§ What you are asked to do
Your task is to copy the listing exactly, with the pictures left out.

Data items
⁂

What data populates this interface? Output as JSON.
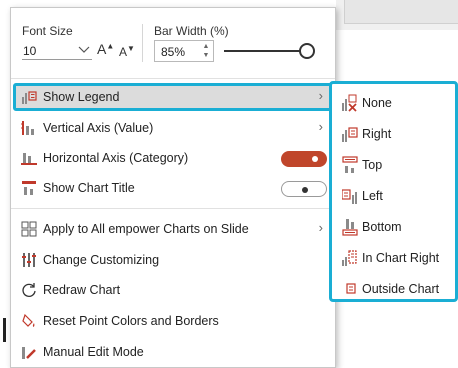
{
  "toolbar": {
    "font_size_label": "Font Size",
    "font_size_value": "10",
    "grow_font_label": "A",
    "shrink_font_label": "A",
    "bar_width_label": "Bar Width (%)",
    "bar_width_value": "85%",
    "bar_width_slider_level": 0.95
  },
  "menu": {
    "items": [
      {
        "label": "Show Legend",
        "icon": "legend-icon",
        "has_submenu": true,
        "highlighted": true
      },
      {
        "label": "Vertical Axis (Value)",
        "icon": "vertical-axis-icon",
        "has_submenu": true
      },
      {
        "label": "Horizontal Axis (Category)",
        "icon": "horizontal-axis-icon",
        "toggle": "on"
      },
      {
        "label": "Show Chart Title",
        "icon": "chart-title-icon",
        "toggle": "off"
      },
      {
        "label": "Apply to All empower Charts on Slide",
        "icon": "grid-icon",
        "has_submenu": true
      },
      {
        "label": "Change Customizing",
        "icon": "customizing-icon"
      },
      {
        "label": "Redraw Chart",
        "icon": "redraw-icon"
      },
      {
        "label": "Reset Point Colors and Borders",
        "icon": "reset-colors-icon"
      },
      {
        "label": "Manual Edit Mode",
        "icon": "manual-edit-icon"
      }
    ],
    "arrow": "›"
  },
  "legend_submenu": {
    "items": [
      {
        "label": "None",
        "icon": "legend-none-icon"
      },
      {
        "label": "Right",
        "icon": "legend-right-icon"
      },
      {
        "label": "Top",
        "icon": "legend-top-icon"
      },
      {
        "label": "Left",
        "icon": "legend-left-icon"
      },
      {
        "label": "Bottom",
        "icon": "legend-bottom-icon"
      },
      {
        "label": "In Chart Right",
        "icon": "legend-in-chart-right-icon"
      },
      {
        "label": "Outside Chart",
        "icon": "legend-outside-chart-icon"
      }
    ]
  },
  "colors": {
    "accent_outline": "#1aaed4",
    "toggle_on": "#c0462b",
    "icon_red": "#c0392b",
    "icon_gray": "#8a8a8a"
  }
}
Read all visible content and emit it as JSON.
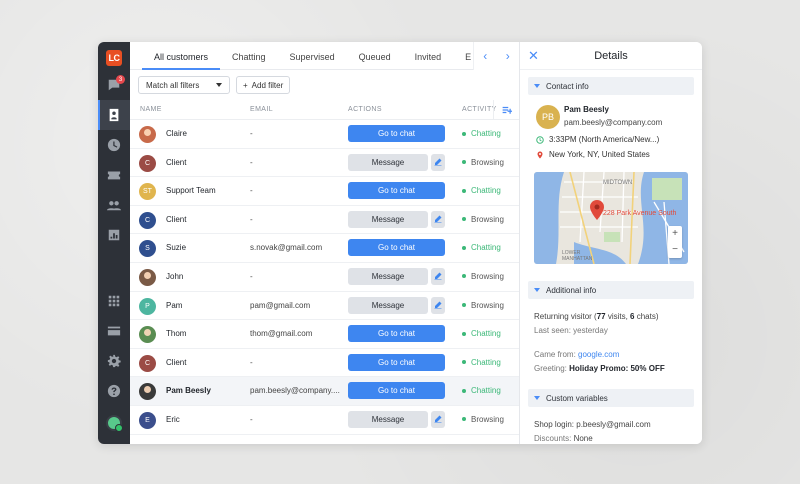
{
  "sidebar": {
    "logo": "LC",
    "chat_badge": "3"
  },
  "tabs": [
    "All customers",
    "Chatting",
    "Supervised",
    "Queued",
    "Invited",
    "E"
  ],
  "filters": {
    "match_label": "Match all filters",
    "add_filter_label": "Add filter"
  },
  "table": {
    "headers": {
      "name": "NAME",
      "email": "EMAIL",
      "actions": "ACTIONS",
      "activity": "ACTIVITY"
    },
    "rows": [
      {
        "name": "Claire",
        "email": "-",
        "action": "Go to chat",
        "status": "Chatting",
        "avatar_color": "#c86a4a",
        "initials": ""
      },
      {
        "name": "Client",
        "email": "-",
        "action": "Message",
        "status": "Browsing",
        "avatar_color": "#9b4b45",
        "initials": "C"
      },
      {
        "name": "Support Team",
        "email": "-",
        "action": "Go to chat",
        "status": "Chatting",
        "avatar_color": "#e0b54e",
        "initials": "ST"
      },
      {
        "name": "Client",
        "email": "-",
        "action": "Message",
        "status": "Browsing",
        "avatar_color": "#2f4f8f",
        "initials": "C"
      },
      {
        "name": "Suzie",
        "email": "s.novak@gmail.com",
        "action": "Go to chat",
        "status": "Chatting",
        "avatar_color": "#2f4f8f",
        "initials": "S"
      },
      {
        "name": "John",
        "email": "-",
        "action": "Message",
        "status": "Browsing",
        "avatar_color": "#7a5a46",
        "initials": ""
      },
      {
        "name": "Pam",
        "email": "pam@gmail.com",
        "action": "Message",
        "status": "Browsing",
        "avatar_color": "#4db6a0",
        "initials": "P"
      },
      {
        "name": "Thom",
        "email": "thom@gmail.com",
        "action": "Go to chat",
        "status": "Chatting",
        "avatar_color": "#5a8d52",
        "initials": ""
      },
      {
        "name": "Client",
        "email": "-",
        "action": "Go to chat",
        "status": "Chatting",
        "avatar_color": "#9b4b45",
        "initials": "C"
      },
      {
        "name": "Pam Beesly",
        "email": "pam.beesly@company....",
        "action": "Go to chat",
        "status": "Chatting",
        "avatar_color": "#3a3a3a",
        "initials": ""
      },
      {
        "name": "Eric",
        "email": "-",
        "action": "Message",
        "status": "Browsing",
        "avatar_color": "#3b4e8c",
        "initials": "E"
      }
    ]
  },
  "details": {
    "title": "Details",
    "contact_info_label": "Contact info",
    "contact": {
      "initials": "PB",
      "name": "Pam Beesly",
      "email": "pam.beesly@company.com",
      "time": "3:33PM (North America/New...)",
      "location": "New York, NY, United States"
    },
    "map": {
      "address": "228 Park Avenue South",
      "area_label_1": "MIDTOWN",
      "area_label_2": "LOWER MANHATTAN",
      "zoom_in": "+",
      "zoom_out": "−"
    },
    "additional_info_label": "Additional info",
    "visits_prefix": "Returning visitor (",
    "visits_bold": "77",
    "visits_mid": " visits, ",
    "chats_bold": "6",
    "visits_suffix": " chats)",
    "last_seen": "Last seen: yesterday",
    "came_from_label": "Came from: ",
    "came_from_value": "google.com",
    "greeting_label": "Greeting: ",
    "greeting_value": "Holiday Promo: 50% OFF",
    "custom_variables_label": "Custom variables",
    "shop_login": "Shop login: p.beesly@gmail.com",
    "discounts_label": "Discounts: ",
    "discounts_value": "None"
  },
  "colors": {
    "accent": "#4a8cf7",
    "sidebar": "#2d3138",
    "chatting": "#3cb878"
  }
}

⁂

§ Result of this task
What data populates this interface? Output as JSON.
{
  "toolbar": {
    "font_size_label": "Font Size",
    "font_size_value": "10",
    "grow_font_label": "A",
    "shrink_font_label": "A",
    "bar_width_label": "Bar Width (%)",
    "bar_width_value": "85%",
    "bar_width_slider_level": 0.95
  },
  "menu": {
    "items": [
      {
        "label": "Show Legend",
        "icon": "legend-icon",
        "has_submenu": true,
        "highlighted": true
      },
      {
        "label": "Vertical Axis (Value)",
        "icon": "vertical-axis-icon",
        "has_submenu": true
      },
      {
        "label": "Horizontal Axis (Category)",
        "icon": "horizontal-axis-icon",
        "toggle": "on"
      },
      {
        "label": "Show Chart Title",
        "icon": "chart-title-icon",
        "toggle": "off"
      },
      {
        "label": "Apply to All empower Charts on Slide",
        "icon": "grid-icon",
        "has_submenu": true
      },
      {
        "label": "Change Customizing",
        "icon": "customizing-icon"
      },
      {
        "label": "Redraw Chart",
        "icon": "redraw-icon"
      },
      {
        "label": "Reset Point Colors and Borders",
        "icon": "reset-colors-icon"
      },
      {
        "label": "Manual Edit Mode",
        "icon": "manual-edit-icon"
      }
    ],
    "arrow": "›"
  },
  "legend_submenu": {
    "items": [
      {
        "label": "None",
        "icon": "legend-none-icon"
      },
      {
        "label": "Right",
        "icon": "legend-right-icon"
      },
      {
        "label": "Top",
        "icon": "legend-top-icon"
      },
      {
        "label": "Left",
        "icon": "legend-left-icon"
      },
      {
        "label": "Bottom",
        "icon": "legend-bottom-icon"
      },
      {
        "label": "In Chart Right",
        "icon": "legend-in-chart-right-icon"
      },
      {
        "label": "Outside Chart",
        "icon": "legend-outside-chart-icon"
      }
    ]
  },
  "colors": {
    "accent_outline": "#1aaed4",
    "toggle_on": "#c0462b",
    "icon_red": "#c0392b",
    "icon_gray": "#8a8a8a"
  }
}
Read all visible content and emit it as JSON.
{
  "sidebar": {
    "logo": "LC",
    "chat_badge": "3"
  },
  "tabs": [
    "All customers",
    "Chatting",
    "Supervised",
    "Queued",
    "Invited",
    "E"
  ],
  "filters": {
    "match_label": "Match all filters",
    "add_filter_label": "Add filter"
  },
  "table": {
    "headers": {
      "name": "NAME",
      "email": "EMAIL",
      "actions": "ACTIONS",
      "activity": "ACTIVITY"
    },
    "rows": [
      {
        "name": "Claire",
        "email": "-",
        "action": "Go to chat",
        "status": "Chatting",
        "avatar_color": "#c86a4a",
        "initials": ""
      },
      {
        "name": "Client",
        "email": "-",
        "action": "Message",
        "status": "Browsing",
        "avatar_color": "#9b4b45",
        "initials": "C"
      },
      {
        "name": "Support Team",
        "email": "-",
        "action": "Go to chat",
        "status": "Chatting",
        "avatar_color": "#e0b54e",
        "initials": "ST"
      },
      {
        "name": "Client",
        "email": "-",
        "action": "Message",
        "status": "Browsing",
        "avatar_color": "#2f4f8f",
        "initials": "C"
      },
      {
        "name": "Suzie",
        "email": "s.novak@gmail.com",
        "action": "Go to chat",
        "status": "Chatting",
        "avatar_color": "#2f4f8f",
        "initials": "S"
      },
      {
        "name": "John",
        "email": "-",
        "action": "Message",
        "status": "Browsing",
        "avatar_color": "#7a5a46",
        "initials": ""
      },
      {
        "name": "Pam",
        "email": "pam@gmail.com",
        "action": "Message",
        "status": "Browsing",
        "avatar_color": "#4db6a0",
        "initials": "P"
      },
      {
        "name": "Thom",
        "email": "thom@gmail.com",
        "action": "Go to chat",
        "status": "Chatting",
        "avatar_color": "#5a8d52",
        "initials": ""
      },
      {
        "name": "Client",
        "email": "-",
        "action": "Go to chat",
        "status": "Chatting",
        "avatar_color": "#9b4b45",
        "initials": "C"
      },
      {
        "name": "Pam Beesly",
        "email": "pam.beesly@company....",
        "action": "Go to chat",
        "status": "Chatting",
        "avatar_color": "#3a3a3a",
        "initials": ""
      },
      {
        "name": "Eric",
        "email": "-",
        "action": "Message",
        "status": "Browsing",
        "avatar_color": "#3b4e8c",
        "initials": "E"
      }
    ]
  },
  "details": {
    "title": "Details",
    "contact_info_label": "Contact info",
    "contact": {
      "initials": "PB",
      "name": "Pam Beesly",
      "email": "pam.beesly@company.com",
      "time": "3:33PM (North America/New...)",
      "location": "New York, NY, United States"
    },
    "map": {
      "address": "228 Park Avenue South",
      "area_label_1": "MIDTOWN",
      "area_label_2": "LOWER MANHATTAN",
      "zoom_in": "+",
      "zoom_out": "−"
    },
    "additional_info_label": "Additional info",
    "visits_prefix": "Returning visitor (",
    "visits_bold": "77",
    "visits_mid": " visits, ",
    "chats_bold": "6",
    "visits_suffix": " chats)",
    "last_seen": "Last seen: yesterday",
    "came_from_label": "Came from: ",
    "came_from_value": "google.com",
    "greeting_label": "Greeting: ",
    "greeting_value": "Holiday Promo: 50% OFF",
    "custom_variables_label": "Custom variables",
    "shop_login": "Shop login: p.beesly@gmail.com",
    "discounts_label": "Discounts: ",
    "discounts_value": "None"
  },
  "colors": {
    "accent": "#4a8cf7",
    "sidebar": "#2d3138",
    "chatting": "#3cb878"
  }
}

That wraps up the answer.